GIVEN REQUEST: Look through the listing and locate every line containing the word "structured"; copy those lines.

GIVEN RECORDS:
# # # # # # #

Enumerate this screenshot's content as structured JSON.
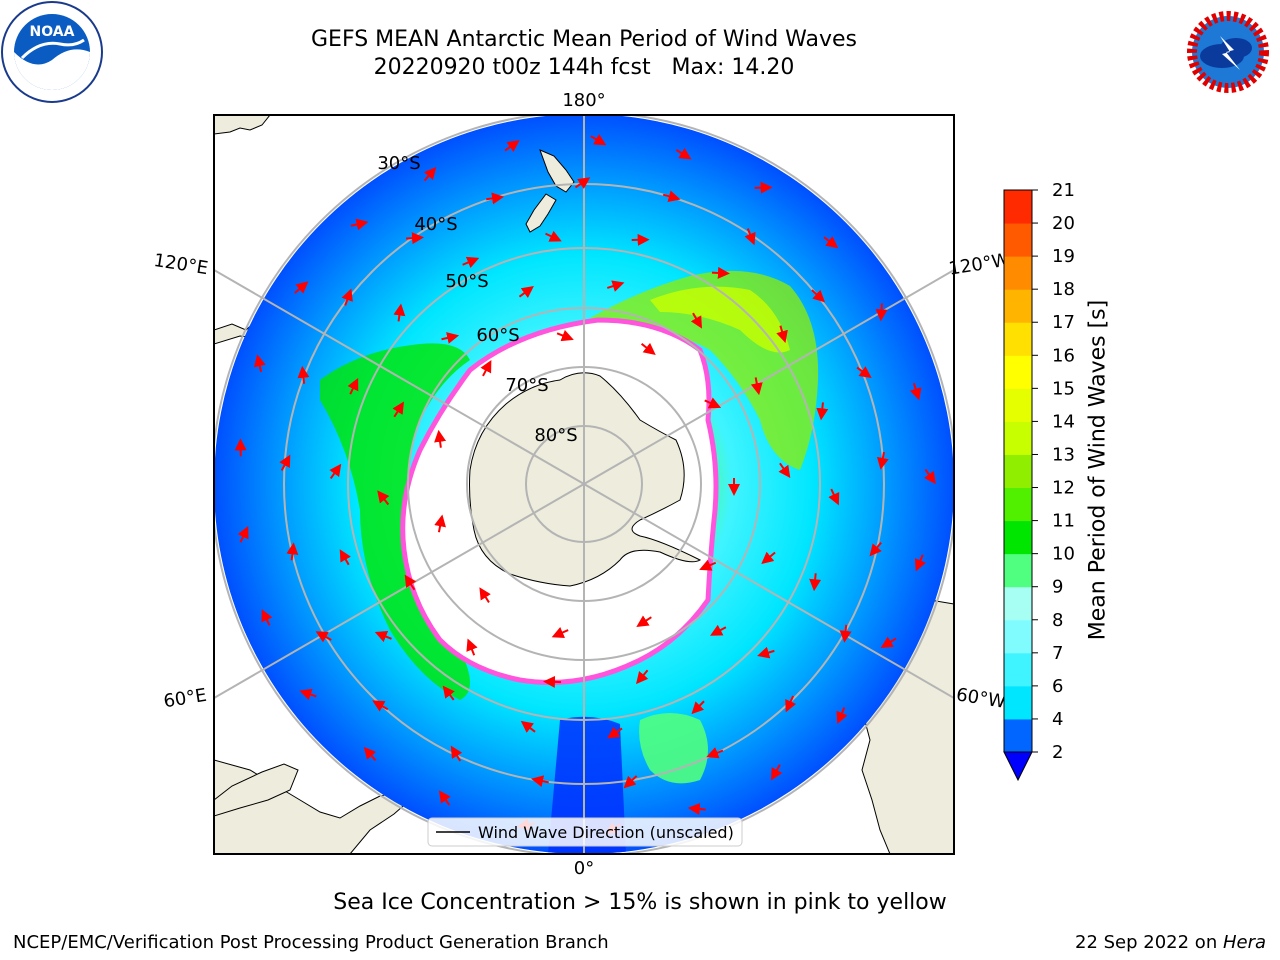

# # # # # # #

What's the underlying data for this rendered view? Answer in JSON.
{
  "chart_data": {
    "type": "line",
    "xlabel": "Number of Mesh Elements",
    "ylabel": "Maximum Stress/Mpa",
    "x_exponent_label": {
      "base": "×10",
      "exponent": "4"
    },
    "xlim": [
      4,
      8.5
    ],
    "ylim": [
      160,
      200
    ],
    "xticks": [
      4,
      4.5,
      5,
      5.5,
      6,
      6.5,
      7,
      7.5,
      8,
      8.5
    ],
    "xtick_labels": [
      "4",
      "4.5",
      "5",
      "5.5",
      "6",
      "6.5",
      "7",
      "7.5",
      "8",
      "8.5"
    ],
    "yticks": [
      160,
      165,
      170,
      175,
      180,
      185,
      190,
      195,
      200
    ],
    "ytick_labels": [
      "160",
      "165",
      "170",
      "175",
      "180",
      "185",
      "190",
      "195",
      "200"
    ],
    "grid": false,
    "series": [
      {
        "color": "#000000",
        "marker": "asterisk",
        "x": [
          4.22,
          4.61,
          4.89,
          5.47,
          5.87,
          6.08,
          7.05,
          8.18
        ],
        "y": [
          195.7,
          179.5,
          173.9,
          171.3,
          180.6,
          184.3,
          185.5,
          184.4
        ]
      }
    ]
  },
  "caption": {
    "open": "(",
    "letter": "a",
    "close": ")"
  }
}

# # # # # # #

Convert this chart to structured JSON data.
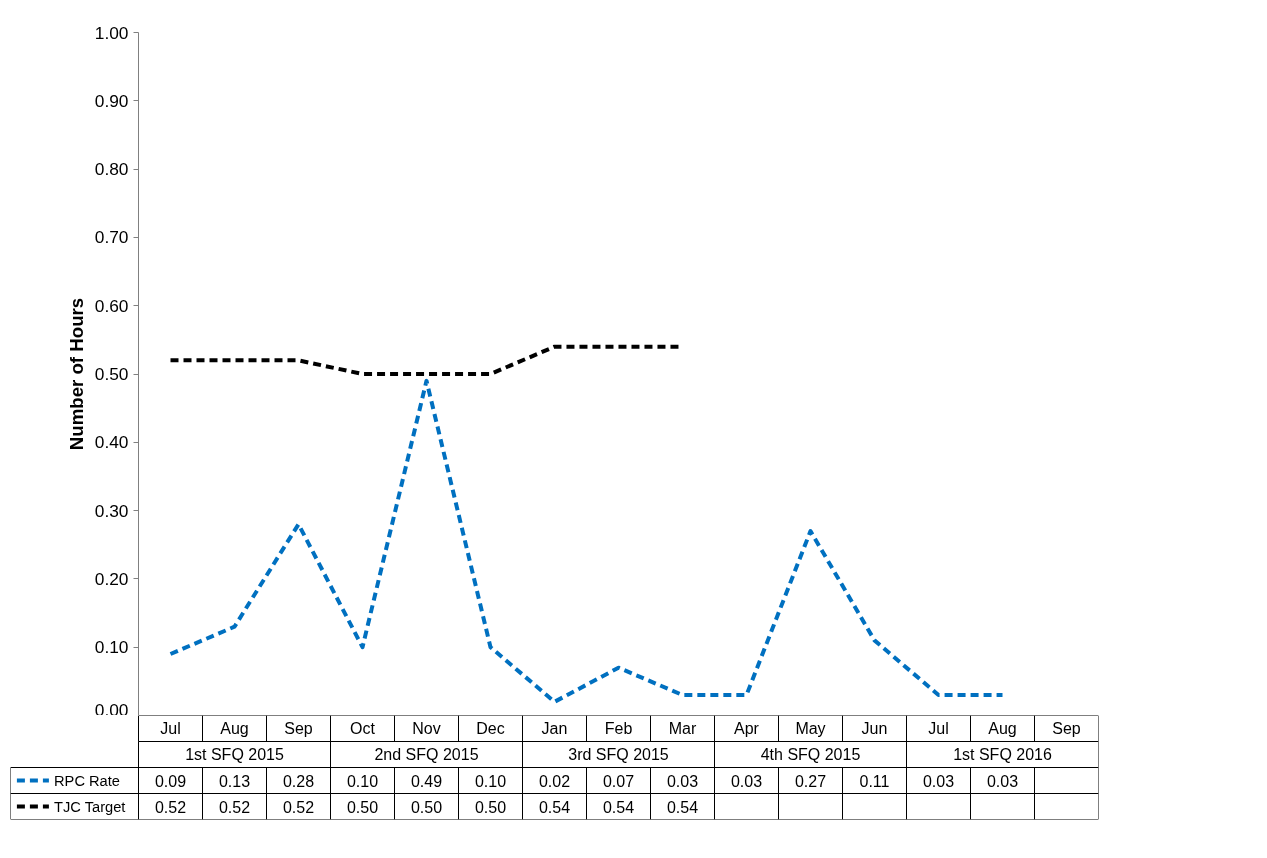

# # # # # # #

RESULT FOR THIS EXERCISE:
Enumerate this screenshot's content as structured JSON.
Convert this chart to structured JSON data.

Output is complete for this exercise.